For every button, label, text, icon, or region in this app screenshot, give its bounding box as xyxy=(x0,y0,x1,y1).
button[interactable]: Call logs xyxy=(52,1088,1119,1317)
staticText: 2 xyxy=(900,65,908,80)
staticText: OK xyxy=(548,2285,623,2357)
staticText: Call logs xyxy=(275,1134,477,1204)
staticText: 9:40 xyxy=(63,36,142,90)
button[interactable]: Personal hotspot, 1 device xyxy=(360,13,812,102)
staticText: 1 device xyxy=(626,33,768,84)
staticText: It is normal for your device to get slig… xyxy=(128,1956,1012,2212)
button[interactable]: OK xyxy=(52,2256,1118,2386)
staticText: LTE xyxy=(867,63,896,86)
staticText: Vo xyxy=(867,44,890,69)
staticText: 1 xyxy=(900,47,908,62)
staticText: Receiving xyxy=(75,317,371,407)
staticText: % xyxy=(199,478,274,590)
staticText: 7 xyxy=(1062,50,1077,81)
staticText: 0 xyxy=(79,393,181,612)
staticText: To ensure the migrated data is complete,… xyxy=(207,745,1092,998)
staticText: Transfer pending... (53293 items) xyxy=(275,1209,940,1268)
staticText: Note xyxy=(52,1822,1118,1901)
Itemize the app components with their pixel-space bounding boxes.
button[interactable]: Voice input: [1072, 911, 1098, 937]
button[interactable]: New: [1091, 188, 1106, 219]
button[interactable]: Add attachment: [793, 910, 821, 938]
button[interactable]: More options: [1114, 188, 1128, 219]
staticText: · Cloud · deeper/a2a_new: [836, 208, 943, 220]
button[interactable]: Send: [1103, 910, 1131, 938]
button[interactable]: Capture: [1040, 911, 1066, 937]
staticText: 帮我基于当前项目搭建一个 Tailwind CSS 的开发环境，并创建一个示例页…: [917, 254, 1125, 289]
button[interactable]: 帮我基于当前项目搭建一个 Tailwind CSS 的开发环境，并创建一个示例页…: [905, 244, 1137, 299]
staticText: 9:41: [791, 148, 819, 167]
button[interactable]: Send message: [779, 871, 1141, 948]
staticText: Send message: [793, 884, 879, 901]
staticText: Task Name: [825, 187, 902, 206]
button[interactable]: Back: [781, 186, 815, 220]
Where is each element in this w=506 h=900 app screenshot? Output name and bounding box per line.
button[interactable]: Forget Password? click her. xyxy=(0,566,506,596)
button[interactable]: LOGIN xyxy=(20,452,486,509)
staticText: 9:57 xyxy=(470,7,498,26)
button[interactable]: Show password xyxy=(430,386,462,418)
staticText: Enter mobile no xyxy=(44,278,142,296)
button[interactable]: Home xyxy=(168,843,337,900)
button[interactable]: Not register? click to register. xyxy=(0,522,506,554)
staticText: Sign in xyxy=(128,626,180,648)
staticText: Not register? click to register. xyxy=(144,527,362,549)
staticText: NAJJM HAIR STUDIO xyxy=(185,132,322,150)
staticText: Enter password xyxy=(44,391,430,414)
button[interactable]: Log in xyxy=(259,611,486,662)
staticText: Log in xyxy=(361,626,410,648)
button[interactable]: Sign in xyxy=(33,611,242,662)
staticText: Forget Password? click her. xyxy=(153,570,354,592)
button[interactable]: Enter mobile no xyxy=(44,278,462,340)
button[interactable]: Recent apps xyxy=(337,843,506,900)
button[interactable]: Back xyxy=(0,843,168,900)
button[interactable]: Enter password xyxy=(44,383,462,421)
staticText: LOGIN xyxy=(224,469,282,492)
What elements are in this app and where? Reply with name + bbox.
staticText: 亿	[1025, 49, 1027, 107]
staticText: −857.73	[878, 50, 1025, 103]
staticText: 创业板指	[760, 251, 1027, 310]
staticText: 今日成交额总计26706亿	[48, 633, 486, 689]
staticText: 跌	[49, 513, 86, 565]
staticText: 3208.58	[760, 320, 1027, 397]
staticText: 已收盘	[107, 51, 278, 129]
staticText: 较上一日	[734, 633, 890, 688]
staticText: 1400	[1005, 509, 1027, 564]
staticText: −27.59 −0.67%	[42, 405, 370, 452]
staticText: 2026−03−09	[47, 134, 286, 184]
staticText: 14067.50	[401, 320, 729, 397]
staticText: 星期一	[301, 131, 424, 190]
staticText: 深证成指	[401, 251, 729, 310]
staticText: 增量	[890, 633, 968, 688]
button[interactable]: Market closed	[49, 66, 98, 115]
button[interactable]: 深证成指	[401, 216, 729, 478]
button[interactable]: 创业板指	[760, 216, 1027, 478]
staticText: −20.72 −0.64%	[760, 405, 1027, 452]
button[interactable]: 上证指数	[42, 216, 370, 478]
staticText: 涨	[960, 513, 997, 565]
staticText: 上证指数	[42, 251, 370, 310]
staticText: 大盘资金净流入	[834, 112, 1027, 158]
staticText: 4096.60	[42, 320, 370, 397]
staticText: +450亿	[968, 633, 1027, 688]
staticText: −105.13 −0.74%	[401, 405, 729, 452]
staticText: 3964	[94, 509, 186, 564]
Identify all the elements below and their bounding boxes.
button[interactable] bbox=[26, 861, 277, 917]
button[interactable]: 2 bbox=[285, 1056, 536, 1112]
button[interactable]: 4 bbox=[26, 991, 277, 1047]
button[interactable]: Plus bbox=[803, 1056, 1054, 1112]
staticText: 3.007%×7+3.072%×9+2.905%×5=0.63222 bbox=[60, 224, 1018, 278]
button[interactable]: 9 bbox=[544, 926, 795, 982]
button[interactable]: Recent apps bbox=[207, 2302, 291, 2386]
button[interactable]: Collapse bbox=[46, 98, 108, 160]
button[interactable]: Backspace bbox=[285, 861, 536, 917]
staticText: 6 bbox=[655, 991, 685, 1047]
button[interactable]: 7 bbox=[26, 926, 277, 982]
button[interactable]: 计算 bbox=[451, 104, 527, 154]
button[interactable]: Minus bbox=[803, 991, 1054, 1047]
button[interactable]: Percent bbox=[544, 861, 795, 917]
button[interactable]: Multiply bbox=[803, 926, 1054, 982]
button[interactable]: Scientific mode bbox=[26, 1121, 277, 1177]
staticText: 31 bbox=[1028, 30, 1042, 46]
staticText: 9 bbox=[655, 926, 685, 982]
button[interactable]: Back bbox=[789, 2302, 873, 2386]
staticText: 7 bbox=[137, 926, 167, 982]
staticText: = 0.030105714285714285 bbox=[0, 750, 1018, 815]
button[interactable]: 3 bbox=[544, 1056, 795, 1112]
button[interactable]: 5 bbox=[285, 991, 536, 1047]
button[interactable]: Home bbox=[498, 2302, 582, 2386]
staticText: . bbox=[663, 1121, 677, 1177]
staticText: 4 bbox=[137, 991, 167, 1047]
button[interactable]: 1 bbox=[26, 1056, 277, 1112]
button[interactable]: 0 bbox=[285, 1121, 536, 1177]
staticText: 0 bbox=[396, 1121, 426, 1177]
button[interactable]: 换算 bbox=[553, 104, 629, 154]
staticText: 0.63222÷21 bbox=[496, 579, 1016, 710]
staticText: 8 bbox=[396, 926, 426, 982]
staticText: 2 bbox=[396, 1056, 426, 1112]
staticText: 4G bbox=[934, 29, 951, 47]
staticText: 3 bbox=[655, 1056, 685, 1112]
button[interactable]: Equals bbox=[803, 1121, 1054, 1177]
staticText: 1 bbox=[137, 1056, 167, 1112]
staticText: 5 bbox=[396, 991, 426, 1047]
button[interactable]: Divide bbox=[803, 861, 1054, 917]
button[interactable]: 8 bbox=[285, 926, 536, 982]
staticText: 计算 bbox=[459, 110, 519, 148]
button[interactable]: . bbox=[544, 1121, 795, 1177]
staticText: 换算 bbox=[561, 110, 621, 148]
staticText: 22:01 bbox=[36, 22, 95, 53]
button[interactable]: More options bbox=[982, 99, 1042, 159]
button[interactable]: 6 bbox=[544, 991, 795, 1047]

==============================

## What is expected
Echo the records line for line, from their start through the line that contains "button[interactable]: Voice input: [1072, 911, 1098, 937]".

## Finished answer
For every button, label, text, icon, or region in this app screenshot, give its bounding box as xyxy=(x0,y0,x1,y1).
button[interactable]: Call logs xyxy=(52,1088,1119,1317)
staticText: 2 xyxy=(900,65,908,80)
staticText: OK xyxy=(548,2285,623,2357)
staticText: Call logs xyxy=(275,1134,477,1204)
staticText: 9:40 xyxy=(63,36,142,90)
button[interactable]: Personal hotspot, 1 device xyxy=(360,13,812,102)
staticText: 1 device xyxy=(626,33,768,84)
staticText: It is normal for your device to get slig… xyxy=(128,1956,1012,2212)
button[interactable]: OK xyxy=(52,2256,1118,2386)
staticText: LTE xyxy=(867,63,896,86)
staticText: Vo xyxy=(867,44,890,69)
staticText: 1 xyxy=(900,47,908,62)
staticText: Receiving xyxy=(75,317,371,407)
staticText: % xyxy=(199,478,274,590)
staticText: 7 xyxy=(1062,50,1077,81)
staticText: 0 xyxy=(79,393,181,612)
staticText: To ensure the migrated data is complete,… xyxy=(207,745,1092,998)
staticText: Transfer pending... (53293 items) xyxy=(275,1209,940,1268)
staticText: Note xyxy=(52,1822,1118,1901)
Itemize the app components with their pixel-space bounding boxes.
button[interactable]: Voice input: [1072, 911, 1098, 937]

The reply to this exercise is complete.